SOURCE EXTRACT:
begin

For David Wright: Pantorno

For David Wright: Pantorno
It’s funny how something as trivial as baseball can force a human being to sit down and attempt to compartmentalize their life. 
 
After all, it’s just a game, which is a statement 12-year-old… or 19-year-old Joe Pantorno would have wrung my neck for. 
 
But on Sept. 13, as a teary-eyed and overwhelmed David Wright sat in the media room at Citi Field and told us that he was likely going to hang up the cleats after this season ended, that was exactly what I was forced to do. 
 
While working in this particular business has forced me, a 26-year-old Long Islander (which is the most stereotypical combination to make an irrepressibly opinionated)  to put bias aside, myself and countless millennials still have a few precious links to our childhood and teenage years. 
 
Considering we’re a nostalgic bunch (just ask any kid born from 1988 to 1991 about growing up in the 90’s), David Wright manning third base for the New York Mets is one of those last links to the adolescence of countless Mets fans.
 
One that even I can’t help but to take pause, appreciate and reminisce about. 
 
The early 2000’s was such a period of transition for Mets fans, especially the younger ones. 
 
Mike Piazza, the first real superstar many of us got to see play for the Mets, had been slowed by the unforgiving passage of time, though it was seemingly accelerated from years behind home plate. 
 
His decline and eventual departure was the first real example of an athlete’s mortality that we had ever seen. This was a hero to the masses, a giant, a champion that was seemingly invincible. 
 
Naturally, it left us wondering if we would ever have another talent that could represent and encompass the  loyalty and values of a fan base of the often-dysfunctional franchise
 
Luckily for the Mets, David Wright softened the blow of Piazza’s end in New York as he accepted the torch of stardom and ran with it.
 
A Virginia native miraculously having grown up a Mets fan only to play for his favorite team? That’s unheard of for the franchise dubbed as the little brothers of the Yankees in New York. 
 
His loyalty was also unheard of in today’s game. After bursting onto the scene and helping the Mets get to within one game of a National League pennant in 2006, Wright remained true to the team that drafted him after a pair of collapses in 2007 and 2008 followed by an uncontrollable spiral to ineptitude.
 
There will be pessimists that will say a nice, big contract had something to do with it. They might be right. But that’s not David Wright.
 
He was a Met through and through and a champion of the underdogs that are Mets fans. 
 
Sure, the Yankees had Derek Jeter. But we had David Wright.

end

WHAT YOU NEED TO DO:
**a.** Copy the column on David Wright word for word from "Naturally, it left" to "spiral to ineptitude.".
**b.** Write what comes next in the column on David Wright, picking up after its final line.
The listing further down plays no part in this work.

PROVIDED MATERIAL:
begin

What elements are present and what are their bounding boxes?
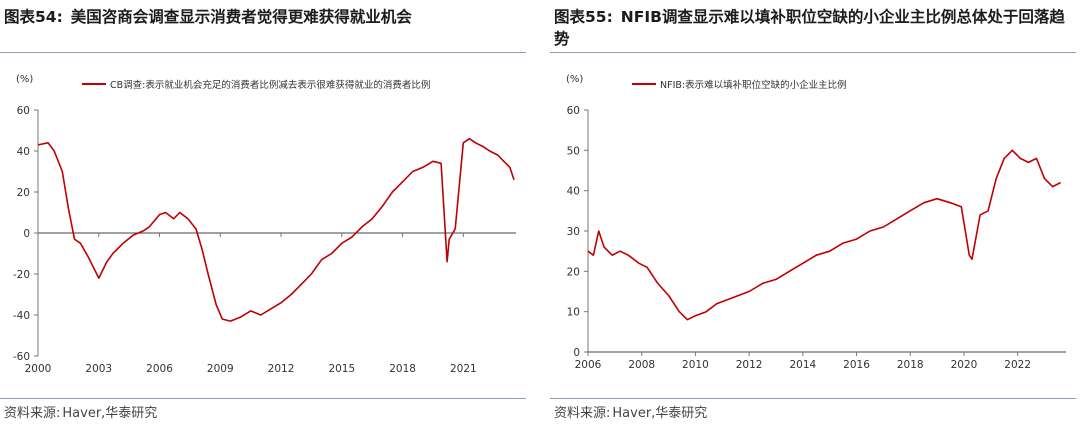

end

EXERCISE RESPONSES:
**a.**
Naturally, it left us wondering if we would ever have another talent that could represent and encompass the  loyalty and values of a fan base of the often-dysfunctional franchise
 
Luckily for the Mets, David Wright softened the blow of Piazza’s end in New York as he accepted the torch of stardom and ran with it.
 
A Virginia native miraculously having grown up a Mets fan only to play for his favorite team? That’s unheard of for the franchise dubbed as the little brothers of the Yankees in New York. 
 
His loyalty was also unheard of in today’s game. After bursting onto the scene and helping the Mets get to within one game of a National League pennant in 2006, Wright remained true to the team that drafted him after a pair of collapses in 2007 and 2008 followed by an uncontrollable spiral to ineptitude.

**b.**
I wore my No. 5 Mets jersey on my first day of high school, on my first-ever real date, the last time I was at Shea Stadium, when I found out I got into college, birthday parties. 
 
Mets fans wanted to grow up to be like him, both on the field and off.
 
There were eight years without a playoff berth, six years with losing records, yet Wright continued to represent the organization that some will argue was deserving of saintship. 
 
 There was even a time when he looked destined to wind up in Cooperstown with a Mets cap on his Hall-of-Fame plaque. Seven All-Star appearances, the franchise leader in hits, doubles, runs scored and RBI in his first 11 seasons. That’s a good start. 
 
But the baseball gods have a warped, unfair sense of humor as injuries starting in 2015 robbed Wright of the second half of his career, one that would have only further solidified his status as one of the greatest Mets of all-time.
 
Even as he was hobbled by surgeries on his back, his neck, his shoulder, Wright never seemed too far away. He showed us what perseverance and determination looked like as doctors and pundits alike never expected him to get back on a ball field.
 
Yet there he was hitting a home run in Game 3 of the 2015 World Series. There he was making rehab starts down in the minors. Here we are, ready to see him trot out to the hot corner at Citi Field one more time on Saturday night against the Miami Marlins.
 
We were prepared to say goodbye to him two years ago. 
 
We were prepared to say goodbye to him last year. 
 
We get to say goodbye to him on Saturday.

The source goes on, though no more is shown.